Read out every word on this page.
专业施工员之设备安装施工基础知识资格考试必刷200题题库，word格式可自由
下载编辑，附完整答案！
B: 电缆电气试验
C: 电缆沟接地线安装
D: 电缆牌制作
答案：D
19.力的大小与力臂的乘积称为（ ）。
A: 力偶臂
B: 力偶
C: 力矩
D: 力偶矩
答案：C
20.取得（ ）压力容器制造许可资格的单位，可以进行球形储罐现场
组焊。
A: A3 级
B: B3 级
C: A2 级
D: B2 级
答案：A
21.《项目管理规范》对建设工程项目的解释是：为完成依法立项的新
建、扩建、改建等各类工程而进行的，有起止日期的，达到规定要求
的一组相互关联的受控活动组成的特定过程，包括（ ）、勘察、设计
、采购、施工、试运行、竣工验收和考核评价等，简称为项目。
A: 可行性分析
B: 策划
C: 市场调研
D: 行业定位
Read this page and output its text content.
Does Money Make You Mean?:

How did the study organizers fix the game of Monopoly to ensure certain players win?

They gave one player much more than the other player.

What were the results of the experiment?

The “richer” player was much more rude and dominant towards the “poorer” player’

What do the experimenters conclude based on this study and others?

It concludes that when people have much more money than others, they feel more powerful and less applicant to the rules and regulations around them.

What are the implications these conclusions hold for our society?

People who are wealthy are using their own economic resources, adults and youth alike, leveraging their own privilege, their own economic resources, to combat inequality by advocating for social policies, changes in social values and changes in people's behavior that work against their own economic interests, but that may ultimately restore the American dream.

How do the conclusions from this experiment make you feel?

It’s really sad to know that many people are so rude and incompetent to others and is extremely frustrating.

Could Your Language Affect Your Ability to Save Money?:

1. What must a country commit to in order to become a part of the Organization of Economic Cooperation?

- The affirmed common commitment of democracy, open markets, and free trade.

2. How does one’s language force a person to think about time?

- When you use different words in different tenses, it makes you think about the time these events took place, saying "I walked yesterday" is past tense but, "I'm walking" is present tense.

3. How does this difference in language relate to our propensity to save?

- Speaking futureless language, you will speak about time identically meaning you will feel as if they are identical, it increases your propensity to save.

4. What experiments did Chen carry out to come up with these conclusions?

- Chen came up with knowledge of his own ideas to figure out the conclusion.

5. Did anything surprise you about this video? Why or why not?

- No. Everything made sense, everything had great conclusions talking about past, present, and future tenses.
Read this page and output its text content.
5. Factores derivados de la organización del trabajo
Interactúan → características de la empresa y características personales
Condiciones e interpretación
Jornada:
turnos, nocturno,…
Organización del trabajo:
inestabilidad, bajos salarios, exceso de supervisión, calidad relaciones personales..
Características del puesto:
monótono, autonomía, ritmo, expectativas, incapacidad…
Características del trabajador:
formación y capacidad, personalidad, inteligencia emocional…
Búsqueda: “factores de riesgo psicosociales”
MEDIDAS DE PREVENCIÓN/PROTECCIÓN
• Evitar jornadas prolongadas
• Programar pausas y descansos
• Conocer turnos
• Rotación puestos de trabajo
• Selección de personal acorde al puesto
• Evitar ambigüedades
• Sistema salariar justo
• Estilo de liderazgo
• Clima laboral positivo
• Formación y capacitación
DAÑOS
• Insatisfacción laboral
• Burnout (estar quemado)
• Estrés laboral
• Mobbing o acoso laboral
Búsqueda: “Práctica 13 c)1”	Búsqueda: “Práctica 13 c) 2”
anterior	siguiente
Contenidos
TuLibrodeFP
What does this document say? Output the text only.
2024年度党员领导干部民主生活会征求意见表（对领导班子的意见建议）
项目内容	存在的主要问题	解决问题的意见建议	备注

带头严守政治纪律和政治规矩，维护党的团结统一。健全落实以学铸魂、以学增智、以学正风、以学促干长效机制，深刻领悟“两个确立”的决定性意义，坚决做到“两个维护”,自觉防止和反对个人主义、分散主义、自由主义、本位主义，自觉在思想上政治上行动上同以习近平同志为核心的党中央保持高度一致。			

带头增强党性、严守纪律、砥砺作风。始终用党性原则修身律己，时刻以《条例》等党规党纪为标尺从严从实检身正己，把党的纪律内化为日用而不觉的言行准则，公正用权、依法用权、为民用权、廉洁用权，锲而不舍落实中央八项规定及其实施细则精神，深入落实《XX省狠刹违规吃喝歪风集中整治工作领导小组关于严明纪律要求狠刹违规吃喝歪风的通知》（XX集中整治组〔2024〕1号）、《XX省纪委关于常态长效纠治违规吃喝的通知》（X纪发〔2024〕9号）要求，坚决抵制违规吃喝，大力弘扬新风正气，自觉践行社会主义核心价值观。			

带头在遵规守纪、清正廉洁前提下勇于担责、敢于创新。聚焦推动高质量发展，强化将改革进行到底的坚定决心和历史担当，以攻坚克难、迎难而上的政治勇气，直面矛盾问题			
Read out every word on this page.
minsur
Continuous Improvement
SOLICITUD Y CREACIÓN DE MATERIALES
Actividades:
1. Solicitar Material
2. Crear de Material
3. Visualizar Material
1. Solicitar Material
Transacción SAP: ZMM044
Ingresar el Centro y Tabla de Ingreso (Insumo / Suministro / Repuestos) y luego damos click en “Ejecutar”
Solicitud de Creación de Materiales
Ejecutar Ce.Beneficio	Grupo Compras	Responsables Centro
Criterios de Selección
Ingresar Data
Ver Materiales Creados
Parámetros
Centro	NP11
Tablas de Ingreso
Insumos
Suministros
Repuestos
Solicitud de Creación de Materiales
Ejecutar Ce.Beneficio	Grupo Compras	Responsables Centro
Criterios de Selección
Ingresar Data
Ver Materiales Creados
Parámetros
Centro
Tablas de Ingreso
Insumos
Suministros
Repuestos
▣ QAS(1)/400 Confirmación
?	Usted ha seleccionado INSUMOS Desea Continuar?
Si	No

• _TASK DETAILS_: Repeat the entries above exactly, leaving nothing out.

• _CORRECT RESULT_:
Read out every word on this page.
专业施工员之设备安装施工基础知识资格考试必刷200题题库，word格式可自由
下载编辑，附完整答案！
B: 电缆电气试验
C: 电缆沟接地线安装
D: 电缆牌制作
答案：D
19.力的大小与力臂的乘积称为（ ）。
A: 力偶臂
B: 力偶
C: 力矩
D: 力偶矩
答案：C
20.取得（ ）压力容器制造许可资格的单位，可以进行球形储罐现场
组焊。
A: A3 级
B: B3 级
C: A2 级
D: B2 级
答案：A
21.《项目管理规范》对建设工程项目的解释是：为完成依法立项的新
建、扩建、改建等各类工程而进行的，有起止日期的，达到规定要求
的一组相互关联的受控活动组成的特定过程，包括（ ）、勘察、设计
、采购、施工、试运行、竣工验收和考核评价等，简称为项目。
A: 可行性分析
B: 策划
C: 市场调研
D: 行业定位
Read this page and output its text content.
Does Money Make You Mean?:

How did the study organizers fix the game of Monopoly to ensure certain players win?

They gave one player much more than the other player.

What were the results of the experiment?

The “richer” player was much more rude and dominant towards the “poorer” player’

What do the experimenters conclude based on this study and others?

It concludes that when people have much more money than others, they feel more powerful and less applicant to the rules and regulations around them.

What are the implications these conclusions hold for our society?

People who are wealthy are using their own economic resources, adults and youth alike, leveraging their own privilege, their own economic resources, to combat inequality by advocating for social policies, changes in social values and changes in people's behavior that work against their own economic interests, but that may ultimately restore the American dream.

How do the conclusions from this experiment make you feel?

It’s really sad to know that many people are so rude and incompetent to others and is extremely frustrating.

Could Your Language Affect Your Ability to Save Money?:

1. What must a country commit to in order to become a part of the Organization of Economic Cooperation?

- The affirmed common commitment of democracy, open markets, and free trade.

2. How does one’s language force a person to think about time?

- When you use different words in different tenses, it makes you think about the time these events took place, saying "I walked yesterday" is past tense but, "I'm walking" is present tense.

3. How does this difference in language relate to our propensity to save?

- Speaking futureless language, you will speak about time identically meaning you will feel as if they are identical, it increases your propensity to save.

4. What experiments did Chen carry out to come up with these conclusions?

- Chen came up with knowledge of his own ideas to figure out the conclusion.

5. Did anything surprise you about this video? Why or why not?

- No. Everything made sense, everything had great conclusions talking about past, present, and future tenses.
Read this page and output its text content.
5. Factores derivados de la organización del trabajo
Interactúan → características de la empresa y características personales
Condiciones e interpretación
Jornada:
turnos, nocturno,…
Organización del trabajo:
inestabilidad, bajos salarios, exceso de supervisión, calidad relaciones personales..
Características del puesto:
monótono, autonomía, ritmo, expectativas, incapacidad…
Características del trabajador:
formación y capacidad, personalidad, inteligencia emocional…
Búsqueda: “factores de riesgo psicosociales”
MEDIDAS DE PREVENCIÓN/PROTECCIÓN
• Evitar jornadas prolongadas
• Programar pausas y descansos
• Conocer turnos
• Rotación puestos de trabajo
• Selección de personal acorde al puesto
• Evitar ambigüedades
• Sistema salariar justo
• Estilo de liderazgo
• Clima laboral positivo
• Formación y capacitación
DAÑOS
• Insatisfacción laboral
• Burnout (estar quemado)
• Estrés laboral
• Mobbing o acoso laboral
Búsqueda: “Práctica 13 c)1”	Búsqueda: “Práctica 13 c) 2”
anterior	siguiente
Contenidos
TuLibrodeFP
What does this document say? Output the text only.
2024年度党员领导干部民主生活会征求意见表（对领导班子的意见建议）
项目内容	存在的主要问题	解决问题的意见建议	备注

带头严守政治纪律和政治规矩，维护党的团结统一。健全落实以学铸魂、以学增智、以学正风、以学促干长效机制，深刻领悟“两个确立”的决定性意义，坚决做到“两个维护”,自觉防止和反对个人主义、分散主义、自由主义、本位主义，自觉在思想上政治上行动上同以习近平同志为核心的党中央保持高度一致。			

带头增强党性、严守纪律、砥砺作风。始终用党性原则修身律己，时刻以《条例》等党规党纪为标尺从严从实检身正己，把党的纪律内化为日用而不觉的言行准则，公正用权、依法用权、为民用权、廉洁用权，锲而不舍落实中央八项规定及其实施细则精神，深入落实《XX省狠刹违规吃喝歪风集中整治工作领导小组关于严明纪律要求狠刹违规吃喝歪风的通知》（XX集中整治组〔2024〕1号）、《XX省纪委关于常态长效纠治违规吃喝的通知》（X纪发〔2024〕9号）要求，坚决抵制违规吃喝，大力弘扬新风正气，自觉践行社会主义核心价值观。			

带头在遵规守纪、清正廉洁前提下勇于担责、敢于创新。聚焦推动高质量发展，强化将改革进行到底的坚定决心和历史担当，以攻坚克难、迎难而上的政治勇气，直面矛盾问题			
Read out every word on this page.
minsur
Continuous Improvement
SOLICITUD Y CREACIÓN DE MATERIALES
Actividades:
1. Solicitar Material
2. Crear de Material
3. Visualizar Material
1. Solicitar Material
Transacción SAP: ZMM044
Ingresar el Centro y Tabla de Ingreso (Insumo / Suministro / Repuestos) y luego damos click en “Ejecutar”
Solicitud de Creación de Materiales
Ejecutar Ce.Beneficio	Grupo Compras	Responsables Centro
Criterios de Selección
Ingresar Data
Ver Materiales Creados
Parámetros
Centro	NP11
Tablas de Ingreso
Insumos
Suministros
Repuestos
Solicitud de Creación de Materiales
Ejecutar Ce.Beneficio	Grupo Compras	Responsables Centro
Criterios de Selección
Ingresar Data
Ver Materiales Creados
Parámetros
Centro
Tablas de Ingreso
Insumos
Suministros
Repuestos
▣ QAS(1)/400 Confirmación
?	Usted ha seleccionado INSUMOS Desea Continuar?
Si	No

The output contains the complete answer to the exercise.